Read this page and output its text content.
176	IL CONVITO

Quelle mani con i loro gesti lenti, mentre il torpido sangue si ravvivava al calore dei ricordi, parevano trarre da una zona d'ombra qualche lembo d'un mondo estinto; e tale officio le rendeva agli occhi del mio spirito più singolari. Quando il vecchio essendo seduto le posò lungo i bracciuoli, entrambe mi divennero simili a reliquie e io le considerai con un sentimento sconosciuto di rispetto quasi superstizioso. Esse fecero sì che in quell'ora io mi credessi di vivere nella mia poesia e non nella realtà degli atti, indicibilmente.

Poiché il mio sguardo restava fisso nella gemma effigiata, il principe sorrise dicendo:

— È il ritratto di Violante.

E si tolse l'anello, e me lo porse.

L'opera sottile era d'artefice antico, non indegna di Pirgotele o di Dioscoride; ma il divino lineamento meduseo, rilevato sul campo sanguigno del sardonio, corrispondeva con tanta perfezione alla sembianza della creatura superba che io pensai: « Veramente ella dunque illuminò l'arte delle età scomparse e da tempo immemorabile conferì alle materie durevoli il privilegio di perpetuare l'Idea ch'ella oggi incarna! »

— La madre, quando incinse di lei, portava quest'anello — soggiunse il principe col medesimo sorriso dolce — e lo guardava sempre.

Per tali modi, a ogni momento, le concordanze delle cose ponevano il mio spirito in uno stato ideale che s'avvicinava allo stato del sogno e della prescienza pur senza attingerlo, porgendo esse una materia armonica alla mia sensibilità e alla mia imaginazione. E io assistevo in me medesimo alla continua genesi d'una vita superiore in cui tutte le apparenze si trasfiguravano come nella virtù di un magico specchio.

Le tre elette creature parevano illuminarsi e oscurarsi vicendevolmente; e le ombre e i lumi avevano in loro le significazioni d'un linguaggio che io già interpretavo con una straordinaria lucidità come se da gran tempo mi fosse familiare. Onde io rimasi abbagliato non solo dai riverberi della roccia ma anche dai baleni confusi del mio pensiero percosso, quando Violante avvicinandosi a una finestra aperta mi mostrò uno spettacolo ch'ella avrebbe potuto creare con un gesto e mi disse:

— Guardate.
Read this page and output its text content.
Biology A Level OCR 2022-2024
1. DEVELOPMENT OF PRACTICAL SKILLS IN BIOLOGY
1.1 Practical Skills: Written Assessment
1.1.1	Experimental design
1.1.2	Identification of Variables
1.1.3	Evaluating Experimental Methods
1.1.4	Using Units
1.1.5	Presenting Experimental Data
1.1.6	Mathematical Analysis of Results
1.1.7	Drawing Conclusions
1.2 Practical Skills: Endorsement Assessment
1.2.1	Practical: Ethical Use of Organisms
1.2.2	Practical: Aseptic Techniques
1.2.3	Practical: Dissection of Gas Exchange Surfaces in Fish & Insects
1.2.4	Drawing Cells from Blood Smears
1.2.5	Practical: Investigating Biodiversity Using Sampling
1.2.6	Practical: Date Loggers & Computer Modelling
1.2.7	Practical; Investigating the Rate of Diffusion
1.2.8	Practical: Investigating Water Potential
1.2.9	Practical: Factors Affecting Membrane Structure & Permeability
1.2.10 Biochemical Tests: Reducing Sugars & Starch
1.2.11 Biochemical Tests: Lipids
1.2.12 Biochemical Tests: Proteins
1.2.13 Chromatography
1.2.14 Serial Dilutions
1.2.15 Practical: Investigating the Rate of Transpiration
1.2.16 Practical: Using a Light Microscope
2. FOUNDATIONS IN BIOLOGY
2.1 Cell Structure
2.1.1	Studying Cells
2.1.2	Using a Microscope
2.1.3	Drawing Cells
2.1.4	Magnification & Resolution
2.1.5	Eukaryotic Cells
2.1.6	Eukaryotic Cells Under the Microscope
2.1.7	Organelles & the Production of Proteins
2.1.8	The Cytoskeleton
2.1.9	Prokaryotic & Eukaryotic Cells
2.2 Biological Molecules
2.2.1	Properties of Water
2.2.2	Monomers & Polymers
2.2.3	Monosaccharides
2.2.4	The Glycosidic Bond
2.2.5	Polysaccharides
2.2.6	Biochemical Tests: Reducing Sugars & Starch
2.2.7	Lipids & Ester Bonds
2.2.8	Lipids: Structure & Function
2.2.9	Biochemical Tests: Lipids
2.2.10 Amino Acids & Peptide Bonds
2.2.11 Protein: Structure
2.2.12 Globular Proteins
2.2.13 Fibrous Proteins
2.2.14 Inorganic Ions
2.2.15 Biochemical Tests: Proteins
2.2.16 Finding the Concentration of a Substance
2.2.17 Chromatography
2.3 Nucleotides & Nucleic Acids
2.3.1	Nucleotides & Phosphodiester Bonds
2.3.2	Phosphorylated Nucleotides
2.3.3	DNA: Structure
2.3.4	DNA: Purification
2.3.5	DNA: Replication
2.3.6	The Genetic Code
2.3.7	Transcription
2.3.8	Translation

Problem details => Could you state the number of lines above in which the word "Using" appears? Give that number by itself.

Result of the exercise => 4